Prompt: Search the listing below for the string "true" and show each line that contains it.

Record list:
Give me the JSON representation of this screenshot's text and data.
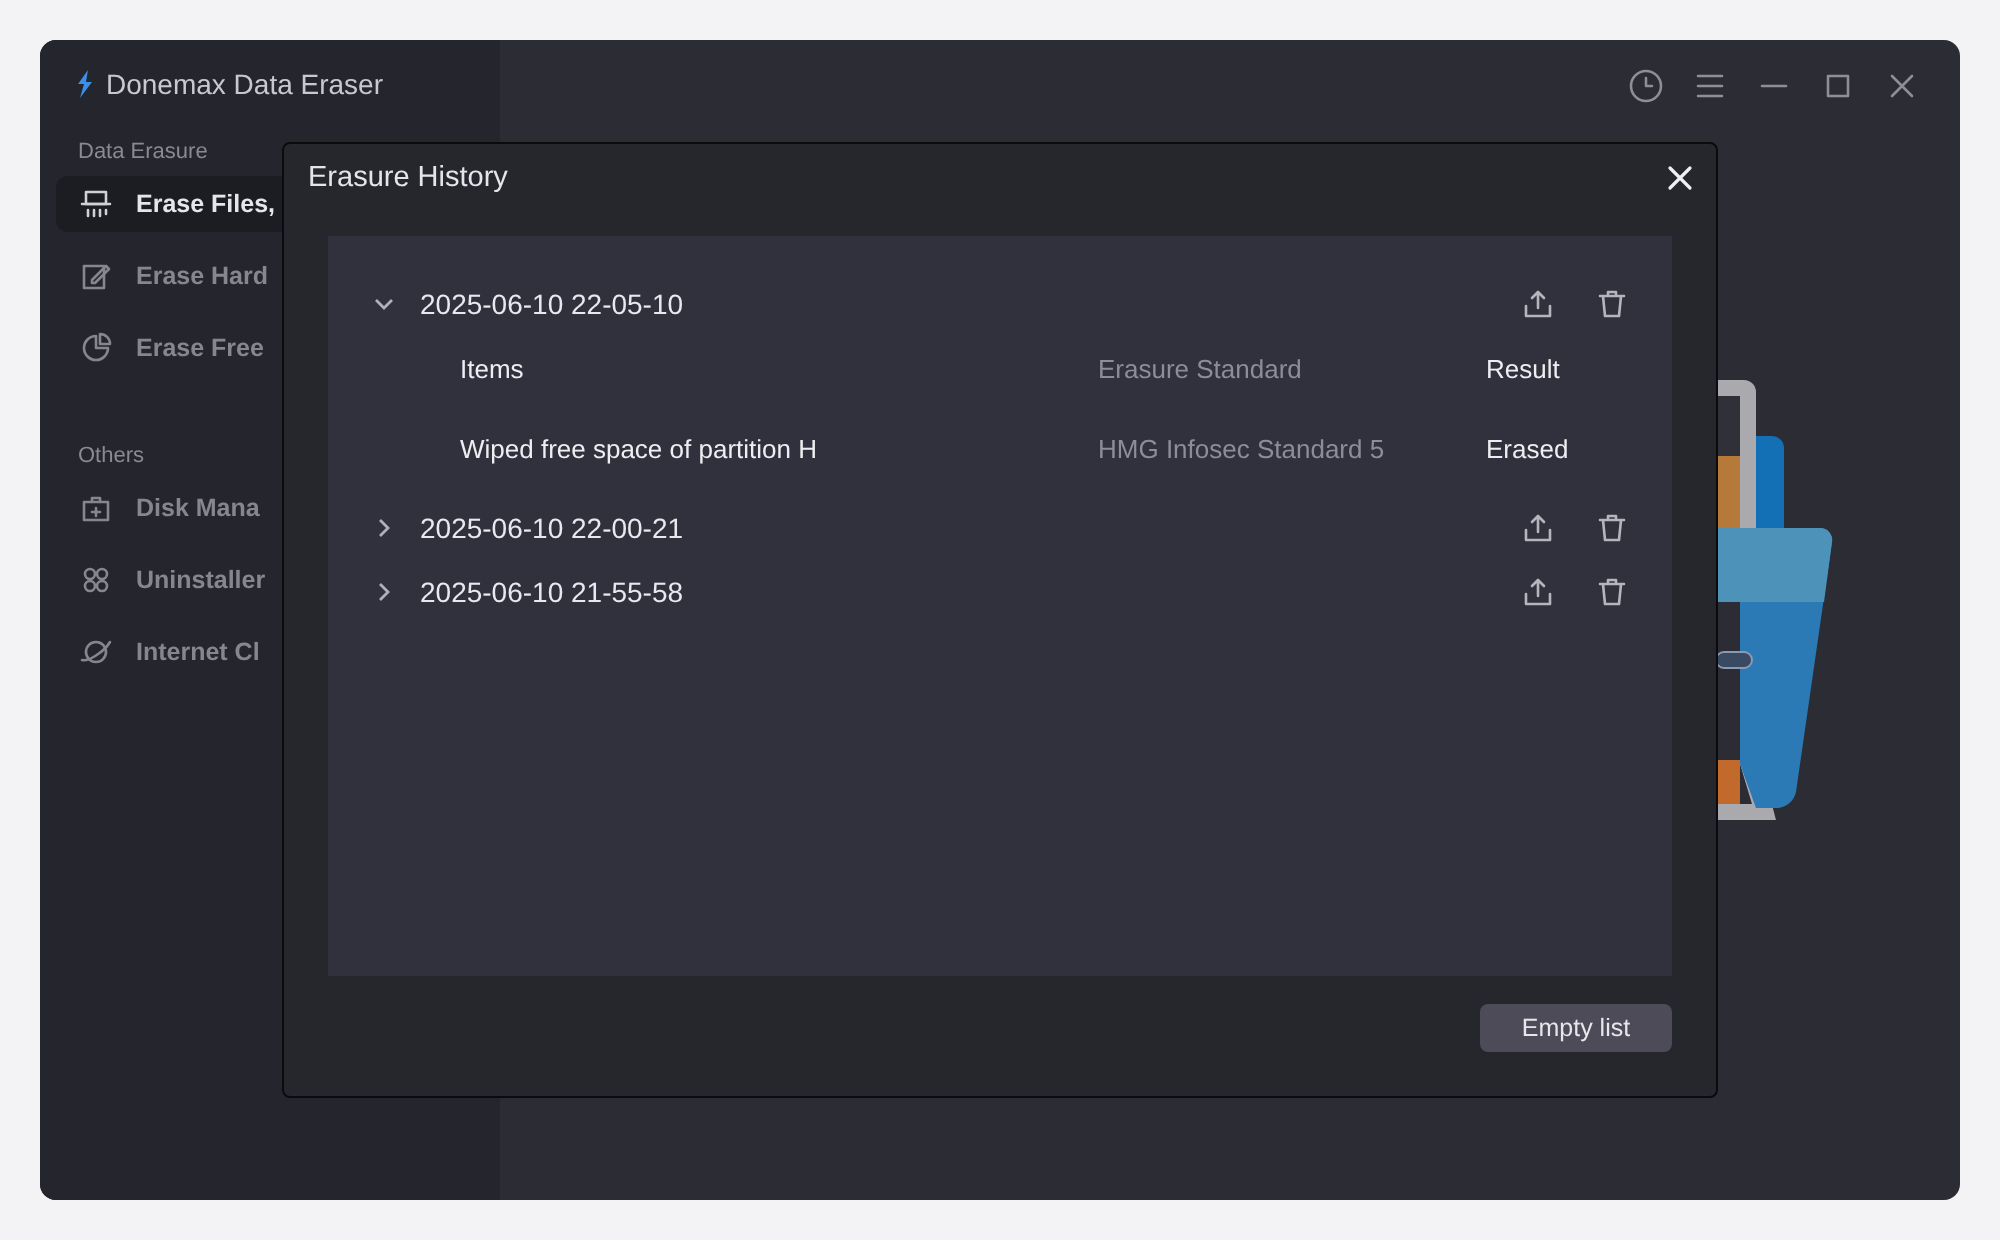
{
  "app": {
    "title": "Donemax Data Eraser"
  },
  "sidebar": {
    "sections": [
      {
        "heading": "Data Erasure",
        "items": [
          {
            "label": "Erase Files,",
            "selected": true
          },
          {
            "label": "Erase Hard",
            "selected": false
          },
          {
            "label": "Erase Free",
            "selected": false
          }
        ]
      },
      {
        "heading": "Others",
        "items": [
          {
            "label": "Disk Mana",
            "selected": false
          },
          {
            "label": "Uninstaller",
            "selected": false
          },
          {
            "label": "Internet Cl",
            "selected": false
          }
        ]
      }
    ]
  },
  "dialog": {
    "title": "Erasure History",
    "entries": [
      {
        "timestamp": "2025-06-10 22-05-10",
        "expanded": true,
        "columns": [
          "Items",
          "Erasure Standard",
          "Result"
        ],
        "rows": [
          [
            "Wiped free space of partition H",
            "HMG Infosec Standard 5",
            "Erased"
          ]
        ]
      },
      {
        "timestamp": "2025-06-10 22-00-21",
        "expanded": false
      },
      {
        "timestamp": "2025-06-10 21-55-58",
        "expanded": false
      }
    ],
    "button": "Empty list"
  }
}
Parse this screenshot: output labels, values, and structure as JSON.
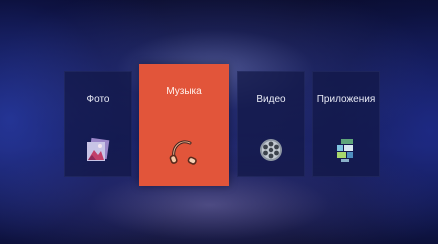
{
  "menu": {
    "items": [
      {
        "label": "Фото",
        "icon": "photo-icon",
        "selected": false
      },
      {
        "label": "Музыка",
        "icon": "headphones-icon",
        "selected": true
      },
      {
        "label": "Видео",
        "icon": "film-reel-icon",
        "selected": false
      },
      {
        "label": "Приложения",
        "icon": "apps-icon",
        "selected": false
      }
    ]
  },
  "colors": {
    "selected_tile": "#e2553a",
    "tile": "#121846",
    "background": "#1a2160",
    "text": "#e9ebf6"
  }
}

Answer to the exercise:
            "selected": true
        "expanded": true,
        "selected": true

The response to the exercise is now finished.